>> begin INPUT RECORDS
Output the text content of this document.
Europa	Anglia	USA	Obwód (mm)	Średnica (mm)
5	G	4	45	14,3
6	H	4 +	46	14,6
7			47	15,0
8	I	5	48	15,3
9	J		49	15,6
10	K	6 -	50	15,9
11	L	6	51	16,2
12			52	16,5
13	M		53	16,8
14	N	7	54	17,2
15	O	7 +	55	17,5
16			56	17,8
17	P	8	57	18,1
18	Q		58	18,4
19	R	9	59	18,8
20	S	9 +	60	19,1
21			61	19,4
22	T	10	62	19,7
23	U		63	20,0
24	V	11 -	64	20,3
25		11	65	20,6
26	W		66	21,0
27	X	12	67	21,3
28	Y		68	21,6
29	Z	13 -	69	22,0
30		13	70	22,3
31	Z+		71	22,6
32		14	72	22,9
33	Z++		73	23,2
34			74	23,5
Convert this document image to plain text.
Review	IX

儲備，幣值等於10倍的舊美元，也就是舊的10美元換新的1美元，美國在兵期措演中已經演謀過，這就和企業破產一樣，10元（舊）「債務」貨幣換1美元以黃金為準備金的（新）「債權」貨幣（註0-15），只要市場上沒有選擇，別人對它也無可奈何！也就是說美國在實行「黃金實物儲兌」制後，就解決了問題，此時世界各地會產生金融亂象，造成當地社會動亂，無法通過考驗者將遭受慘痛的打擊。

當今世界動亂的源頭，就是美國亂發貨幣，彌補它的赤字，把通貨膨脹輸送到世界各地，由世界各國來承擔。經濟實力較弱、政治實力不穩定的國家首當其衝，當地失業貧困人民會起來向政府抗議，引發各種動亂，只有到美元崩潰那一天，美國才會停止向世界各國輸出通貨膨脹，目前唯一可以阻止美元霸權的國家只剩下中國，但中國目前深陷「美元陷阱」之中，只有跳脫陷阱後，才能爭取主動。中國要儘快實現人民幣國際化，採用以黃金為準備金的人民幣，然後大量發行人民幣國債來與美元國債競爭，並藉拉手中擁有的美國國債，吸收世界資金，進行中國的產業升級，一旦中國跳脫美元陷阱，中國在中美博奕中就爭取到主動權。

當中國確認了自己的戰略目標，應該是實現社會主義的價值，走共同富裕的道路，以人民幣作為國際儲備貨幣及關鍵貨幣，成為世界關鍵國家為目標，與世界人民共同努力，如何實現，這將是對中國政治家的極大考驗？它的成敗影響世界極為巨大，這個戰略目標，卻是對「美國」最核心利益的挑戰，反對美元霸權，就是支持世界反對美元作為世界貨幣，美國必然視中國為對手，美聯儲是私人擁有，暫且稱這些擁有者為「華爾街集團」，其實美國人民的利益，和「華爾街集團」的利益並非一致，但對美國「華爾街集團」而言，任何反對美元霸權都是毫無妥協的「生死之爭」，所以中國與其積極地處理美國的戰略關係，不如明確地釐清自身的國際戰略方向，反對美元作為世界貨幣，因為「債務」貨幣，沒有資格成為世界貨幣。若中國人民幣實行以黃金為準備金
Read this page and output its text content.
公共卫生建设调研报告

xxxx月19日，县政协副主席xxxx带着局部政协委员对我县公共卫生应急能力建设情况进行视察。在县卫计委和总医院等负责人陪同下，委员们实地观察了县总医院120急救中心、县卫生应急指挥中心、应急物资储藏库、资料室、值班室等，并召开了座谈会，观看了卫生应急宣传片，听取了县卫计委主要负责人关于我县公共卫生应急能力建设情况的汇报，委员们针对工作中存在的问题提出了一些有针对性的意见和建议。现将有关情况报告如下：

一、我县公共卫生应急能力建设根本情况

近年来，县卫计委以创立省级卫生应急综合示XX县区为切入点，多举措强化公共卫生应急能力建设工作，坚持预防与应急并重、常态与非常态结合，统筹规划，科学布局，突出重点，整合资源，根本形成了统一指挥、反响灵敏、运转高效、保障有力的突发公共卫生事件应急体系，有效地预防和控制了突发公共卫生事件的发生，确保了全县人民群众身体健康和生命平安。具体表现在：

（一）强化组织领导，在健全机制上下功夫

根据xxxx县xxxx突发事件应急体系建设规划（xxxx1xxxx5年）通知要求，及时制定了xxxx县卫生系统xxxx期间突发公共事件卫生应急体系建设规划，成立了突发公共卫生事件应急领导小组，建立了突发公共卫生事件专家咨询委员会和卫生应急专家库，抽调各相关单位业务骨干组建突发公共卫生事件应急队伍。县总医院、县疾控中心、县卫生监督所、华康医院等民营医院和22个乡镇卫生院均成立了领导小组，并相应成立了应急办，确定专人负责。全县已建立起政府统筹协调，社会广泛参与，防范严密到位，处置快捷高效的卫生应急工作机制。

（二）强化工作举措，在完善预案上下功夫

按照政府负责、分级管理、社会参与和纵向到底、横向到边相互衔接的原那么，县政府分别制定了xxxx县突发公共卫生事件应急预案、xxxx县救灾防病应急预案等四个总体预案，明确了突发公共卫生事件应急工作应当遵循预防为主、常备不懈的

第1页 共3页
>> end INPUT RECORDS
Repeat the material above in full, keeping every word.

THE COMPLETED TASK:
Output the text content of this document.
Europa	Anglia	USA	Obwód (mm)	Średnica (mm)
5	G	4	45	14,3
6	H	4 +	46	14,6
7			47	15,0
8	I	5	48	15,3
9	J		49	15,6
10	K	6 -	50	15,9
11	L	6	51	16,2
12			52	16,5
13	M		53	16,8
14	N	7	54	17,2
15	O	7 +	55	17,5
16			56	17,8
17	P	8	57	18,1
18	Q		58	18,4
19	R	9	59	18,8
20	S	9 +	60	19,1
21			61	19,4
22	T	10	62	19,7
23	U		63	20,0
24	V	11 -	64	20,3
25		11	65	20,6
26	W		66	21,0
27	X	12	67	21,3
28	Y		68	21,6
29	Z	13 -	69	22,0
30		13	70	22,3
31	Z+		71	22,6
32		14	72	22,9
33	Z++		73	23,2
34			74	23,5
Convert this document image to plain text.
Review	IX

儲備，幣值等於10倍的舊美元，也就是舊的10美元換新的1美元，美國在兵期措演中已經演謀過，這就和企業破產一樣，10元（舊）「債務」貨幣換1美元以黃金為準備金的（新）「債權」貨幣（註0-15），只要市場上沒有選擇，別人對它也無可奈何！也就是說美國在實行「黃金實物儲兌」制後，就解決了問題，此時世界各地會產生金融亂象，造成當地社會動亂，無法通過考驗者將遭受慘痛的打擊。

當今世界動亂的源頭，就是美國亂發貨幣，彌補它的赤字，把通貨膨脹輸送到世界各地，由世界各國來承擔。經濟實力較弱、政治實力不穩定的國家首當其衝，當地失業貧困人民會起來向政府抗議，引發各種動亂，只有到美元崩潰那一天，美國才會停止向世界各國輸出通貨膨脹，目前唯一可以阻止美元霸權的國家只剩下中國，但中國目前深陷「美元陷阱」之中，只有跳脫陷阱後，才能爭取主動。中國要儘快實現人民幣國際化，採用以黃金為準備金的人民幣，然後大量發行人民幣國債來與美元國債競爭，並藉拉手中擁有的美國國債，吸收世界資金，進行中國的產業升級，一旦中國跳脫美元陷阱，中國在中美博奕中就爭取到主動權。

當中國確認了自己的戰略目標，應該是實現社會主義的價值，走共同富裕的道路，以人民幣作為國際儲備貨幣及關鍵貨幣，成為世界關鍵國家為目標，與世界人民共同努力，如何實現，這將是對中國政治家的極大考驗？它的成敗影響世界極為巨大，這個戰略目標，卻是對「美國」最核心利益的挑戰，反對美元霸權，就是支持世界反對美元作為世界貨幣，美國必然視中國為對手，美聯儲是私人擁有，暫且稱這些擁有者為「華爾街集團」，其實美國人民的利益，和「華爾街集團」的利益並非一致，但對美國「華爾街集團」而言，任何反對美元霸權都是毫無妥協的「生死之爭」，所以中國與其積極地處理美國的戰略關係，不如明確地釐清自身的國際戰略方向，反對美元作為世界貨幣，因為「債務」貨幣，沒有資格成為世界貨幣。若中國人民幣實行以黃金為準備金
Read this page and output its text content.
公共卫生建设调研报告

xxxx月19日，县政协副主席xxxx带着局部政协委员对我县公共卫生应急能力建设情况进行视察。在县卫计委和总医院等负责人陪同下，委员们实地观察了县总医院120急救中心、县卫生应急指挥中心、应急物资储藏库、资料室、值班室等，并召开了座谈会，观看了卫生应急宣传片，听取了县卫计委主要负责人关于我县公共卫生应急能力建设情况的汇报，委员们针对工作中存在的问题提出了一些有针对性的意见和建议。现将有关情况报告如下：

一、我县公共卫生应急能力建设根本情况

近年来，县卫计委以创立省级卫生应急综合示XX县区为切入点，多举措强化公共卫生应急能力建设工作，坚持预防与应急并重、常态与非常态结合，统筹规划，科学布局，突出重点，整合资源，根本形成了统一指挥、反响灵敏、运转高效、保障有力的突发公共卫生事件应急体系，有效地预防和控制了突发公共卫生事件的发生，确保了全县人民群众身体健康和生命平安。具体表现在：

（一）强化组织领导，在健全机制上下功夫

根据xxxx县xxxx突发事件应急体系建设规划（xxxx1xxxx5年）通知要求，及时制定了xxxx县卫生系统xxxx期间突发公共事件卫生应急体系建设规划，成立了突发公共卫生事件应急领导小组，建立了突发公共卫生事件专家咨询委员会和卫生应急专家库，抽调各相关单位业务骨干组建突发公共卫生事件应急队伍。县总医院、县疾控中心、县卫生监督所、华康医院等民营医院和22个乡镇卫生院均成立了领导小组，并相应成立了应急办，确定专人负责。全县已建立起政府统筹协调，社会广泛参与，防范严密到位，处置快捷高效的卫生应急工作机制。

（二）强化工作举措，在完善预案上下功夫

按照政府负责、分级管理、社会参与和纵向到底、横向到边相互衔接的原那么，县政府分别制定了xxxx县突发公共卫生事件应急预案、xxxx县救灾防病应急预案等四个总体预案，明确了突发公共卫生事件应急工作应当遵循预防为主、常备不懈的

第1页 共3页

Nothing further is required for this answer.